[Begin]

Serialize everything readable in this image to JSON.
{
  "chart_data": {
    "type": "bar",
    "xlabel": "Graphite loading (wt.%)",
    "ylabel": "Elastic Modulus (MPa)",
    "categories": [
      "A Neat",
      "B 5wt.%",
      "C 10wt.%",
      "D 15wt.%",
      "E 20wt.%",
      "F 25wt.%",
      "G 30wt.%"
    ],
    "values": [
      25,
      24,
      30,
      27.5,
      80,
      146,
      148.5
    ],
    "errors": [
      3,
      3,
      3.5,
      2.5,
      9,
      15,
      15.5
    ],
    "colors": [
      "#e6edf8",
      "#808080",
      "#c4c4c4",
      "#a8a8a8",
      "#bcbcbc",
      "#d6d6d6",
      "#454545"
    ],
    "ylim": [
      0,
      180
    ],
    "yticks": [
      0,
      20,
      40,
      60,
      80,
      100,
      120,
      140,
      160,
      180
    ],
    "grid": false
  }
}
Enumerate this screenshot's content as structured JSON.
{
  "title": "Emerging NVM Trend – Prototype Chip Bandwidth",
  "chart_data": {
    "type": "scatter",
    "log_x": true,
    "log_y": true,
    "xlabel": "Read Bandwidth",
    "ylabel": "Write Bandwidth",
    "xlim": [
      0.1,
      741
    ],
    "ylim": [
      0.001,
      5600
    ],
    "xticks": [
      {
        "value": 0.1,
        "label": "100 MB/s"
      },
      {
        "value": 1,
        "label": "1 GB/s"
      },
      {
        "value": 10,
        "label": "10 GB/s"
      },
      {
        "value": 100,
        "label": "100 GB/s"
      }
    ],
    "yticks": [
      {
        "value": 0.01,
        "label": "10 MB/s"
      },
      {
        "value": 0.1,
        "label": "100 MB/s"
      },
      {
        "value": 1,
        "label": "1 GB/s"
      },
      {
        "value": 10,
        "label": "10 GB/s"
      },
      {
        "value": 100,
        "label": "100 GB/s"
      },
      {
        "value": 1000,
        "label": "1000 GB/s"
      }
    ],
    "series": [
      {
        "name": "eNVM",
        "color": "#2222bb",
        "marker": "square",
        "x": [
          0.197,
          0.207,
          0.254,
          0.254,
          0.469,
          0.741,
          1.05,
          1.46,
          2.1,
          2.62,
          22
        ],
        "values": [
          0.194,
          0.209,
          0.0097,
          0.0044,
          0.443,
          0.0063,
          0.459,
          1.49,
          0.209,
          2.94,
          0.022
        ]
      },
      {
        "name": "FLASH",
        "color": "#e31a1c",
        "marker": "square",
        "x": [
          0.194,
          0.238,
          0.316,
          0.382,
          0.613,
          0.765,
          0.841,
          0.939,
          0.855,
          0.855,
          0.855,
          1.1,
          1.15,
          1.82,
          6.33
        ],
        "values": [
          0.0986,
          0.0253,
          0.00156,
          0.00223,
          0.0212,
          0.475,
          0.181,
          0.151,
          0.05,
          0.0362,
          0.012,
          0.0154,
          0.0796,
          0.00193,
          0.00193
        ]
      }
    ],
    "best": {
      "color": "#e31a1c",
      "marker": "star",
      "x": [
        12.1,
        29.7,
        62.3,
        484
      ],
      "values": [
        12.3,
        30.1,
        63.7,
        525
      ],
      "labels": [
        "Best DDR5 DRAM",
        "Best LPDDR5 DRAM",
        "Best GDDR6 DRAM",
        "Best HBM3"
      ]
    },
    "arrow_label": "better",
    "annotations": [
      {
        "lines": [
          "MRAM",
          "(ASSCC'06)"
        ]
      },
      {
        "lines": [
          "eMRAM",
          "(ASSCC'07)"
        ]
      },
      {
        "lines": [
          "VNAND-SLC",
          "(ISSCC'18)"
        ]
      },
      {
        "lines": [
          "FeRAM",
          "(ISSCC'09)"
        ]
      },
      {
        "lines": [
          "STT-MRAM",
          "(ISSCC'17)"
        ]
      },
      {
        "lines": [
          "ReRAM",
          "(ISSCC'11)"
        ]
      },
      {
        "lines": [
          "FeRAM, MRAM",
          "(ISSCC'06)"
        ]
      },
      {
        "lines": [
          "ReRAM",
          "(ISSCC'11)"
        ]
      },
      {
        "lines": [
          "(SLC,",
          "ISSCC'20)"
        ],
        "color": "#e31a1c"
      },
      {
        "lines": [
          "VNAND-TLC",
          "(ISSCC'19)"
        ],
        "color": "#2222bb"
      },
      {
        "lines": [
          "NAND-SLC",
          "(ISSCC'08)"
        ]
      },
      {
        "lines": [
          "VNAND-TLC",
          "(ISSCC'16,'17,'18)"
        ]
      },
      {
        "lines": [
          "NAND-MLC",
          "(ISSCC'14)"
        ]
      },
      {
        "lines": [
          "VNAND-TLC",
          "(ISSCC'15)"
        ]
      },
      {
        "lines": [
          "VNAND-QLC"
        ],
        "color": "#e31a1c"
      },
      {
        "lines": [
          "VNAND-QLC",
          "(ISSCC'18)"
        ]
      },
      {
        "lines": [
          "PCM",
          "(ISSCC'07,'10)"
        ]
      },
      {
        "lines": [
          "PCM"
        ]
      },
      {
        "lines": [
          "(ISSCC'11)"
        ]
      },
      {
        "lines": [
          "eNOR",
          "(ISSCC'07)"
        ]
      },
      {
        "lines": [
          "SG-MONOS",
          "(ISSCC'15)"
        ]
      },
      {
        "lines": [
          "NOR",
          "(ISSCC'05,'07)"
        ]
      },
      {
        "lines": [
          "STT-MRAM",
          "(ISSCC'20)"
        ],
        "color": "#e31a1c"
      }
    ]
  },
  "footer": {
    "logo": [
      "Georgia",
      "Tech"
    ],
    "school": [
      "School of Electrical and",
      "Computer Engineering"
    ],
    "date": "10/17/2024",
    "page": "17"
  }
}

[End]

**Your goal:** Quote the material exactly, leaving nothing out.

**Solution:**
Serialize everything readable in this image to JSON.
{
  "chart_data": {
    "type": "bar",
    "xlabel": "Graphite loading (wt.%)",
    "ylabel": "Elastic Modulus (MPa)",
    "categories": [
      "A Neat",
      "B 5wt.%",
      "C 10wt.%",
      "D 15wt.%",
      "E 20wt.%",
      "F 25wt.%",
      "G 30wt.%"
    ],
    "values": [
      25,
      24,
      30,
      27.5,
      80,
      146,
      148.5
    ],
    "errors": [
      3,
      3,
      3.5,
      2.5,
      9,
      15,
      15.5
    ],
    "colors": [
      "#e6edf8",
      "#808080",
      "#c4c4c4",
      "#a8a8a8",
      "#bcbcbc",
      "#d6d6d6",
      "#454545"
    ],
    "ylim": [
      0,
      180
    ],
    "yticks": [
      0,
      20,
      40,
      60,
      80,
      100,
      120,
      140,
      160,
      180
    ],
    "grid": false
  }
}
Enumerate this screenshot's content as structured JSON.
{
  "title": "Emerging NVM Trend – Prototype Chip Bandwidth",
  "chart_data": {
    "type": "scatter",
    "log_x": true,
    "log_y": true,
    "xlabel": "Read Bandwidth",
    "ylabel": "Write Bandwidth",
    "xlim": [
      0.1,
      741
    ],
    "ylim": [
      0.001,
      5600
    ],
    "xticks": [
      {
        "value": 0.1,
        "label": "100 MB/s"
      },
      {
        "value": 1,
        "label": "1 GB/s"
      },
      {
        "value": 10,
        "label": "10 GB/s"
      },
      {
        "value": 100,
        "label": "100 GB/s"
      }
    ],
    "yticks": [
      {
        "value": 0.01,
        "label": "10 MB/s"
      },
      {
        "value": 0.1,
        "label": "100 MB/s"
      },
      {
        "value": 1,
        "label": "1 GB/s"
      },
      {
        "value": 10,
        "label": "10 GB/s"
      },
      {
        "value": 100,
        "label": "100 GB/s"
      },
      {
        "value": 1000,
        "label": "1000 GB/s"
      }
    ],
    "series": [
      {
        "name": "eNVM",
        "color": "#2222bb",
        "marker": "square",
        "x": [
          0.197,
          0.207,
          0.254,
          0.254,
          0.469,
          0.741,
          1.05,
          1.46,
          2.1,
          2.62,
          22
        ],
        "values": [
          0.194,
          0.209,
          0.0097,
          0.0044,
          0.443,
          0.0063,
          0.459,
          1.49,
          0.209,
          2.94,
          0.022
        ]
      },
      {
        "name": "FLASH",
        "color": "#e31a1c",
        "marker": "square",
        "x": [
          0.194,
          0.238,
          0.316,
          0.382,
          0.613,
          0.765,
          0.841,
          0.939,
          0.855,
          0.855,
          0.855,
          1.1,
          1.15,
          1.82,
          6.33
        ],
        "values": [
          0.0986,
          0.0253,
          0.00156,
          0.00223,
          0.0212,
          0.475,
          0.181,
          0.151,
          0.05,
          0.0362,
          0.012,
          0.0154,
          0.0796,
          0.00193,
          0.00193
        ]
      }
    ],
    "best": {
      "color": "#e31a1c",
      "marker": "star",
      "x": [
        12.1,
        29.7,
        62.3,
        484
      ],
      "values": [
        12.3,
        30.1,
        63.7,
        525
      ],
      "labels": [
        "Best DDR5 DRAM",
        "Best LPDDR5 DRAM",
        "Best GDDR6 DRAM",
        "Best HBM3"
      ]
    },
    "arrow_label": "better",
    "annotations": [
      {
        "lines": [
          "MRAM",
          "(ASSCC'06)"
        ]
      },
      {
        "lines": [
          "eMRAM",
          "(ASSCC'07)"
        ]
      },
      {
        "lines": [
          "VNAND-SLC",
          "(ISSCC'18)"
        ]
      },
      {
        "lines": [
          "FeRAM",
          "(ISSCC'09)"
        ]
      },
      {
        "lines": [
          "STT-MRAM",
          "(ISSCC'17)"
        ]
      },
      {
        "lines": [
          "ReRAM",
          "(ISSCC'11)"
        ]
      },
      {
        "lines": [
          "FeRAM, MRAM",
          "(ISSCC'06)"
        ]
      },
      {
        "lines": [
          "ReRAM",
          "(ISSCC'11)"
        ]
      },
      {
        "lines": [
          "(SLC,",
          "ISSCC'20)"
        ],
        "color": "#e31a1c"
      },
      {
        "lines": [
          "VNAND-TLC",
          "(ISSCC'19)"
        ],
        "color": "#2222bb"
      },
      {
        "lines": [
          "NAND-SLC",
          "(ISSCC'08)"
        ]
      },
      {
        "lines": [
          "VNAND-TLC",
          "(ISSCC'16,'17,'18)"
        ]
      },
      {
        "lines": [
          "NAND-MLC",
          "(ISSCC'14)"
        ]
      },
      {
        "lines": [
          "VNAND-TLC",
          "(ISSCC'15)"
        ]
      },
      {
        "lines": [
          "VNAND-QLC"
        ],
        "color": "#e31a1c"
      },
      {
        "lines": [
          "VNAND-QLC",
          "(ISSCC'18)"
        ]
      },
      {
        "lines": [
          "PCM",
          "(ISSCC'07,'10)"
        ]
      },
      {
        "lines": [
          "PCM"
        ]
      },
      {
        "lines": [
          "(ISSCC'11)"
        ]
      },
      {
        "lines": [
          "eNOR",
          "(ISSCC'07)"
        ]
      },
      {
        "lines": [
          "SG-MONOS",
          "(ISSCC'15)"
        ]
      },
      {
        "lines": [
          "NOR",
          "(ISSCC'05,'07)"
        ]
      },
      {
        "lines": [
          "STT-MRAM",
          "(ISSCC'20)"
        ],
        "color": "#e31a1c"
      }
    ]
  },
  "footer": {
    "logo": [
      "Georgia",
      "Tech"
    ],
    "school": [
      "School of Electrical and",
      "Computer Engineering"
    ],
    "date": "10/17/2024",
    "page": "17"
  }
}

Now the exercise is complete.